TASK PROMPT ▸ Could you transcribe every record below exactly as written, leaving out any pictures?

INPUT ROWS ▸
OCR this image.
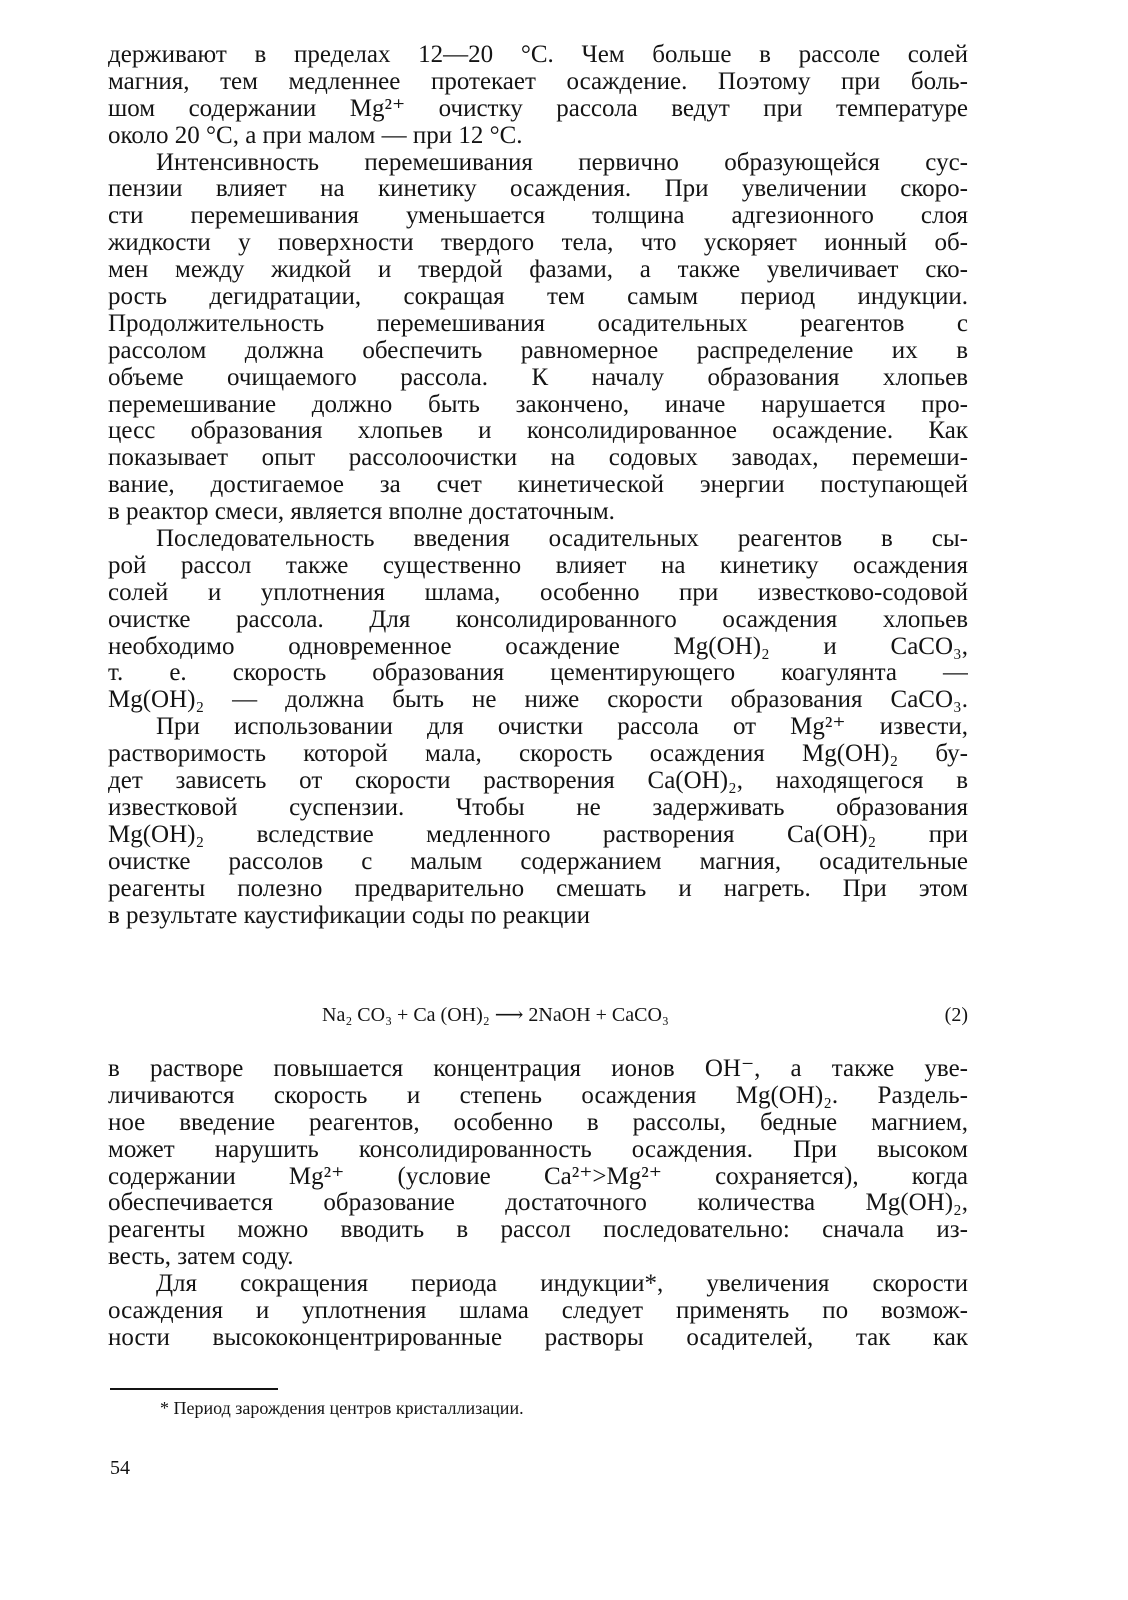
держивают в пределах 12—20 °С. Чем больше в рассоле солей
магния, тем медленнее протекает осаждение. Поэтому при боль-
шом содержании Mg²⁺ очистку рассола ведут при температуре
около 20 °С, а при малом — при 12 °С.
Интенсивность перемешивания первично образующейся сус-
пензии влияет на кинетику осаждения. При увеличении скоро-
сти перемешивания уменьшается толщина адгезионного слоя
жидкости у поверхности твердого тела, что ускоряет ионный об-
мен между жидкой и твердой фазами, а также увеличивает ско-
рость дегидратации, сокращая тем самым период индукции.
Продолжительность перемешивания осадительных реагентов с
рассолом должна обеспечить равномерное распределение их в
объеме очищаемого рассола. К началу образования хлопьев
перемешивание должно быть закончено, иначе нарушается про-
цесс образования хлопьев и консолидированное осаждение. Как
показывает опыт рассолоочистки на содовых заводах, перемеши-
вание, достигаемое за счет кинетической энергии поступающей
в реактор смеси, является вполне достаточным.
Последовательность введения осадительных реагентов в сы-
рой рассол также существенно влияет на кинетику осаждения
солей и уплотнения шлама, особенно при известково-содовой
очистке рассола. Для консолидированного осаждения хлопьев
необходимо одновременное осаждение Mg(OH)₂ и CaCO₃,
т. е. скорость образования цементирующего коагулянта —
Mg(OH)₂ — должна быть не ниже скорости образования CaCO₃.
При использовании для очистки рассола от Mg²⁺ извести,
растворимость которой мала, скорость осаждения Mg(OH)₂ бу-
дет зависеть от скорости растворения Ca(OH)₂, находящегося в
известковой суспензии. Чтобы не задерживать образования
Mg(OH)₂ вследствие медленного растворения Ca(OH)₂ при
очистке рассолов с малым содержанием магния, осадительные
реагенты полезно предварительно смешать и нагреть. При этом
в результате каустификации соды по реакции
Na₂ CO₃ + Ca (OH)₂ ⟶ 2NaOH + CaCO₃	(2)
в растворе повышается концентрация ионов OH⁻, а также уве-
личиваются скорость и степень осаждения Mg(OH)₂. Раздель-
ное введение реагентов, особенно в рассолы, бедные магнием,
может нарушить консолидированность осаждения. При высоком
содержании Mg²⁺ (условие Ca²⁺>Mg²⁺ сохраняется), когда
обеспечивается образование достаточного количества Mg(OH)₂,
реагенты можно вводить в рассол последовательно: сначала из-
весть, затем соду.
Для сокращения периода индукции*, увеличения скорости
осаждения и уплотнения шлама следует применять по возмож-
ности высококонцентрированные растворы осадителей, так как
* Период зарождения центров кристаллизации.
54
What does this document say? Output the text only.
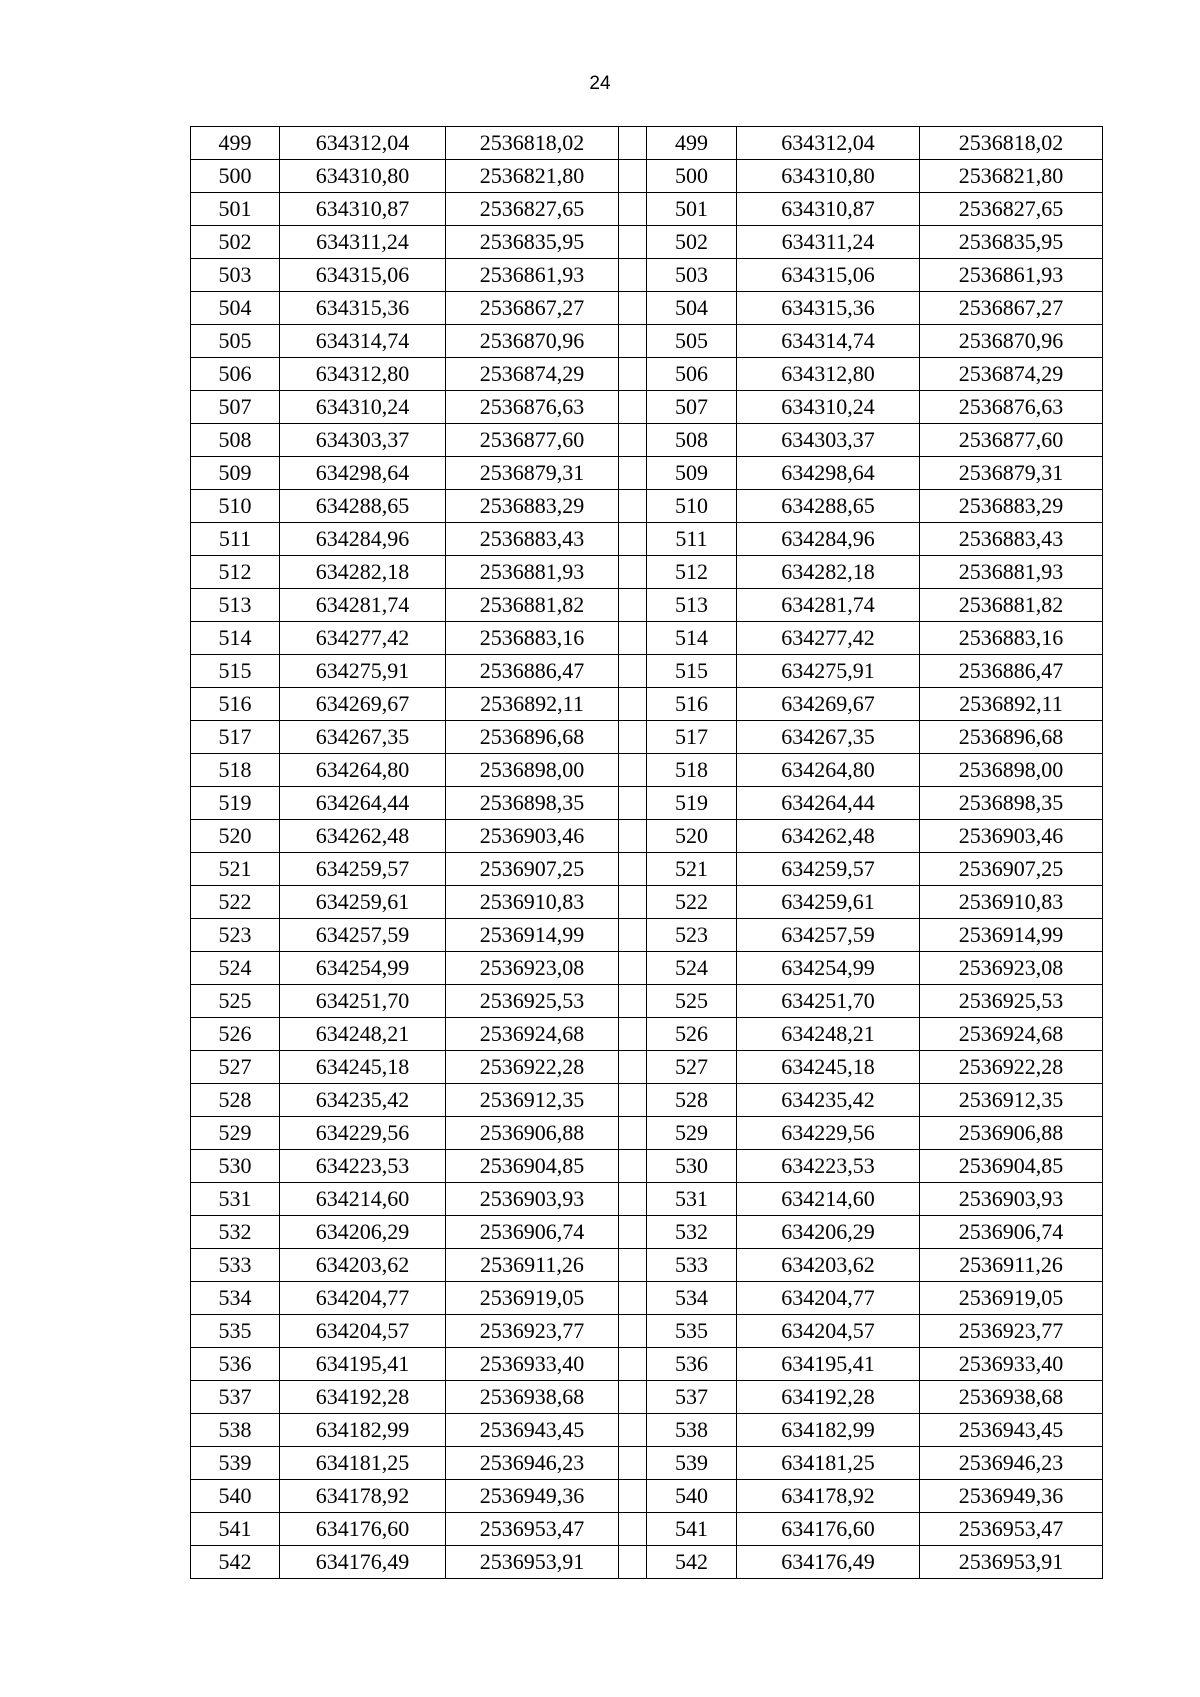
24
499	634312,04	2536818,02		499	634312,04	2536818,02
500	634310,80	2536821,80		500	634310,80	2536821,80
501	634310,87	2536827,65		501	634310,87	2536827,65
502	634311,24	2536835,95		502	634311,24	2536835,95
503	634315,06	2536861,93		503	634315,06	2536861,93
504	634315,36	2536867,27		504	634315,36	2536867,27
505	634314,74	2536870,96		505	634314,74	2536870,96
506	634312,80	2536874,29		506	634312,80	2536874,29
507	634310,24	2536876,63		507	634310,24	2536876,63
508	634303,37	2536877,60		508	634303,37	2536877,60
509	634298,64	2536879,31		509	634298,64	2536879,31
510	634288,65	2536883,29		510	634288,65	2536883,29
511	634284,96	2536883,43		511	634284,96	2536883,43
512	634282,18	2536881,93		512	634282,18	2536881,93
513	634281,74	2536881,82		513	634281,74	2536881,82
514	634277,42	2536883,16		514	634277,42	2536883,16
515	634275,91	2536886,47		515	634275,91	2536886,47
516	634269,67	2536892,11		516	634269,67	2536892,11
517	634267,35	2536896,68		517	634267,35	2536896,68
518	634264,80	2536898,00		518	634264,80	2536898,00
519	634264,44	2536898,35		519	634264,44	2536898,35
520	634262,48	2536903,46		520	634262,48	2536903,46
521	634259,57	2536907,25		521	634259,57	2536907,25
522	634259,61	2536910,83		522	634259,61	2536910,83
523	634257,59	2536914,99		523	634257,59	2536914,99
524	634254,99	2536923,08		524	634254,99	2536923,08
525	634251,70	2536925,53		525	634251,70	2536925,53
526	634248,21	2536924,68		526	634248,21	2536924,68
527	634245,18	2536922,28		527	634245,18	2536922,28
528	634235,42	2536912,35		528	634235,42	2536912,35
529	634229,56	2536906,88		529	634229,56	2536906,88
530	634223,53	2536904,85		530	634223,53	2536904,85
531	634214,60	2536903,93		531	634214,60	2536903,93
532	634206,29	2536906,74		532	634206,29	2536906,74
533	634203,62	2536911,26		533	634203,62	2536911,26
534	634204,77	2536919,05		534	634204,77	2536919,05
535	634204,57	2536923,77		535	634204,57	2536923,77
536	634195,41	2536933,40		536	634195,41	2536933,40
537	634192,28	2536938,68		537	634192,28	2536938,68
538	634182,99	2536943,45		538	634182,99	2536943,45
539	634181,25	2536946,23		539	634181,25	2536946,23
540	634178,92	2536949,36		540	634178,92	2536949,36
541	634176,60	2536953,47		541	634176,60	2536953,47
542	634176,49	2536953,91		542	634176,49	2536953,91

RESPONSE TO THE EXERCISE ▸
OCR this image.
держивают в пределах 12—20 °С. Чем больше в рассоле солей
магния, тем медленнее протекает осаждение. Поэтому при боль-
шом содержании Mg²⁺ очистку рассола ведут при температуре
около 20 °С, а при малом — при 12 °С.
Интенсивность перемешивания первично образующейся сус-
пензии влияет на кинетику осаждения. При увеличении скоро-
сти перемешивания уменьшается толщина адгезионного слоя
жидкости у поверхности твердого тела, что ускоряет ионный об-
мен между жидкой и твердой фазами, а также увеличивает ско-
рость дегидратации, сокращая тем самым период индукции.
Продолжительность перемешивания осадительных реагентов с
рассолом должна обеспечить равномерное распределение их в
объеме очищаемого рассола. К началу образования хлопьев
перемешивание должно быть закончено, иначе нарушается про-
цесс образования хлопьев и консолидированное осаждение. Как
показывает опыт рассолоочистки на содовых заводах, перемеши-
вание, достигаемое за счет кинетической энергии поступающей
в реактор смеси, является вполне достаточным.
Последовательность введения осадительных реагентов в сы-
рой рассол также существенно влияет на кинетику осаждения
солей и уплотнения шлама, особенно при известково-содовой
очистке рассола. Для консолидированного осаждения хлопьев
необходимо одновременное осаждение Mg(OH)₂ и CaCO₃,
т. е. скорость образования цементирующего коагулянта —
Mg(OH)₂ — должна быть не ниже скорости образования CaCO₃.
При использовании для очистки рассола от Mg²⁺ извести,
растворимость которой мала, скорость осаждения Mg(OH)₂ бу-
дет зависеть от скорости растворения Ca(OH)₂, находящегося в
известковой суспензии. Чтобы не задерживать образования
Mg(OH)₂ вследствие медленного растворения Ca(OH)₂ при
очистке рассолов с малым содержанием магния, осадительные
реагенты полезно предварительно смешать и нагреть. При этом
в результате каустификации соды по реакции
Na₂ CO₃ + Ca (OH)₂ ⟶ 2NaOH + CaCO₃	(2)
в растворе повышается концентрация ионов OH⁻, а также уве-
личиваются скорость и степень осаждения Mg(OH)₂. Раздель-
ное введение реагентов, особенно в рассолы, бедные магнием,
может нарушить консолидированность осаждения. При высоком
содержании Mg²⁺ (условие Ca²⁺>Mg²⁺ сохраняется), когда
обеспечивается образование достаточного количества Mg(OH)₂,
реагенты можно вводить в рассол последовательно: сначала из-
весть, затем соду.
Для сокращения периода индукции*, увеличения скорости
осаждения и уплотнения шлама следует применять по возмож-
ности высококонцентрированные растворы осадителей, так как
* Период зарождения центров кристаллизации.
54
What does this document say? Output the text only.
24
499	634312,04	2536818,02		499	634312,04	2536818,02
500	634310,80	2536821,80		500	634310,80	2536821,80
501	634310,87	2536827,65		501	634310,87	2536827,65
502	634311,24	2536835,95		502	634311,24	2536835,95
503	634315,06	2536861,93		503	634315,06	2536861,93
504	634315,36	2536867,27		504	634315,36	2536867,27
505	634314,74	2536870,96		505	634314,74	2536870,96
506	634312,80	2536874,29		506	634312,80	2536874,29
507	634310,24	2536876,63		507	634310,24	2536876,63
508	634303,37	2536877,60		508	634303,37	2536877,60
509	634298,64	2536879,31		509	634298,64	2536879,31
510	634288,65	2536883,29		510	634288,65	2536883,29
511	634284,96	2536883,43		511	634284,96	2536883,43
512	634282,18	2536881,93		512	634282,18	2536881,93
513	634281,74	2536881,82		513	634281,74	2536881,82
514	634277,42	2536883,16		514	634277,42	2536883,16
515	634275,91	2536886,47		515	634275,91	2536886,47
516	634269,67	2536892,11		516	634269,67	2536892,11
517	634267,35	2536896,68		517	634267,35	2536896,68
518	634264,80	2536898,00		518	634264,80	2536898,00
519	634264,44	2536898,35		519	634264,44	2536898,35
520	634262,48	2536903,46		520	634262,48	2536903,46
521	634259,57	2536907,25		521	634259,57	2536907,25
522	634259,61	2536910,83		522	634259,61	2536910,83
523	634257,59	2536914,99		523	634257,59	2536914,99
524	634254,99	2536923,08		524	634254,99	2536923,08
525	634251,70	2536925,53		525	634251,70	2536925,53
526	634248,21	2536924,68		526	634248,21	2536924,68
527	634245,18	2536922,28		527	634245,18	2536922,28
528	634235,42	2536912,35		528	634235,42	2536912,35
529	634229,56	2536906,88		529	634229,56	2536906,88
530	634223,53	2536904,85		530	634223,53	2536904,85
531	634214,60	2536903,93		531	634214,60	2536903,93
532	634206,29	2536906,74		532	634206,29	2536906,74
533	634203,62	2536911,26		533	634203,62	2536911,26
534	634204,77	2536919,05		534	634204,77	2536919,05
535	634204,57	2536923,77		535	634204,57	2536923,77
536	634195,41	2536933,40		536	634195,41	2536933,40
537	634192,28	2536938,68		537	634192,28	2536938,68
538	634182,99	2536943,45		538	634182,99	2536943,45
539	634181,25	2536946,23		539	634181,25	2536946,23
540	634178,92	2536949,36		540	634178,92	2536949,36
541	634176,60	2536953,47		541	634176,60	2536953,47
542	634176,49	2536953,91		542	634176,49	2536953,91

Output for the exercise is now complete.